### [The task]
Gather all lines from the material that contain the word "this".

### [Rows]
===

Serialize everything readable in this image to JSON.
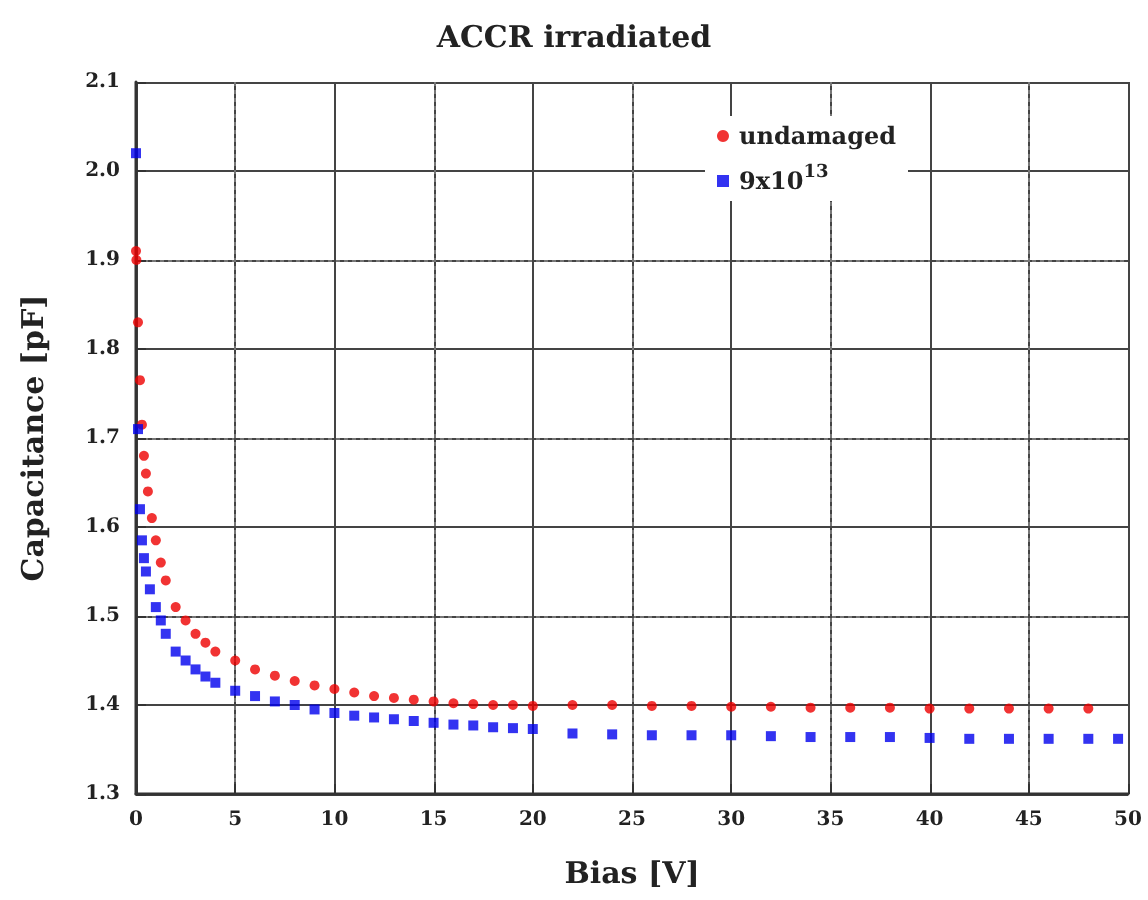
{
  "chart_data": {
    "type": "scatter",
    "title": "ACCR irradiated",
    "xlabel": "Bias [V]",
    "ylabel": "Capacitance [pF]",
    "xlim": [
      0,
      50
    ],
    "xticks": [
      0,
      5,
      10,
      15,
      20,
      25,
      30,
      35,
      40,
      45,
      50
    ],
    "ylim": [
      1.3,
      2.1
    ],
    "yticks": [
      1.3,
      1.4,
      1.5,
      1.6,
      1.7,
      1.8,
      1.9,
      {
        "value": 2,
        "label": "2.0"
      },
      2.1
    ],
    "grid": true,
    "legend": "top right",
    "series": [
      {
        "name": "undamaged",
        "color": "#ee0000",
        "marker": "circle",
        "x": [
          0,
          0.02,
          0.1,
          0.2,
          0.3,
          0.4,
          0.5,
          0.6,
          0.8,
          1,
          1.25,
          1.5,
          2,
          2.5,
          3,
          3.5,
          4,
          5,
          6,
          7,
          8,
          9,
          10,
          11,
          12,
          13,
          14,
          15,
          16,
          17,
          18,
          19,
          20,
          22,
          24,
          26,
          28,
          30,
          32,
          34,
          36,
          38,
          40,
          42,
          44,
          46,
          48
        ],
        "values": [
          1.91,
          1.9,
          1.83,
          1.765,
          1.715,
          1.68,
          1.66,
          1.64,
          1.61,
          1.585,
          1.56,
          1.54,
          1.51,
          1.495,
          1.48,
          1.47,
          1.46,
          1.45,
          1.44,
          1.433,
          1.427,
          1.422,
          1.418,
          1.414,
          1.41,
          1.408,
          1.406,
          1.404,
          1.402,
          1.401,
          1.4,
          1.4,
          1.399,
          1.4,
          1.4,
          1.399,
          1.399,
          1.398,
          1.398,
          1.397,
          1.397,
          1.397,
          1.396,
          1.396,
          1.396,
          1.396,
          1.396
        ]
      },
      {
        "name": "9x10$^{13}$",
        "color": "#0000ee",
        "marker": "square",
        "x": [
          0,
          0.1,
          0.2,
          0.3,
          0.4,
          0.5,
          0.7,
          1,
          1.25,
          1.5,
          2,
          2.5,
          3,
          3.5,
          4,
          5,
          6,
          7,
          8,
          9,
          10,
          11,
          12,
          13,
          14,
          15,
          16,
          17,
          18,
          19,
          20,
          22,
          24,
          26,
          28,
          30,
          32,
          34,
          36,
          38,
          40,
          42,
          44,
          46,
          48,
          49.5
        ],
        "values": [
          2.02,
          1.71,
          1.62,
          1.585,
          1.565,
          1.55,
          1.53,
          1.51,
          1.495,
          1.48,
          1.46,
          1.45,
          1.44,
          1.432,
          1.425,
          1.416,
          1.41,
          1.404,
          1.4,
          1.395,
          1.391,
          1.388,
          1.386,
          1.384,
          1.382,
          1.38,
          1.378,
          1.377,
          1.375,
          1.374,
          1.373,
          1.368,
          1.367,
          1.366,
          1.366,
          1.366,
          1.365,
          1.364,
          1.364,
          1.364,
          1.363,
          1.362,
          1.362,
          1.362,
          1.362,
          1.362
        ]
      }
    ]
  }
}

===

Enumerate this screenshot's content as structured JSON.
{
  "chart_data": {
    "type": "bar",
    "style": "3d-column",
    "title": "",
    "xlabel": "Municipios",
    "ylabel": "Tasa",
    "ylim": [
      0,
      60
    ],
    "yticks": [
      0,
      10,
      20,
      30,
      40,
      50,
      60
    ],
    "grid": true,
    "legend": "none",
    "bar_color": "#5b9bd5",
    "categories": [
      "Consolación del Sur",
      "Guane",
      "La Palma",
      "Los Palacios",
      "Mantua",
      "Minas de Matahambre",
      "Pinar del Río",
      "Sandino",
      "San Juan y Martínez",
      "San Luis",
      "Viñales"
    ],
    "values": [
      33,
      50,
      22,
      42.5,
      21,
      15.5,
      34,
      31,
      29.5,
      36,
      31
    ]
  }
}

===

### [Expected answer]
Serialize everything readable in this image to JSON.
Enumerate this screenshot's content as structured JSON.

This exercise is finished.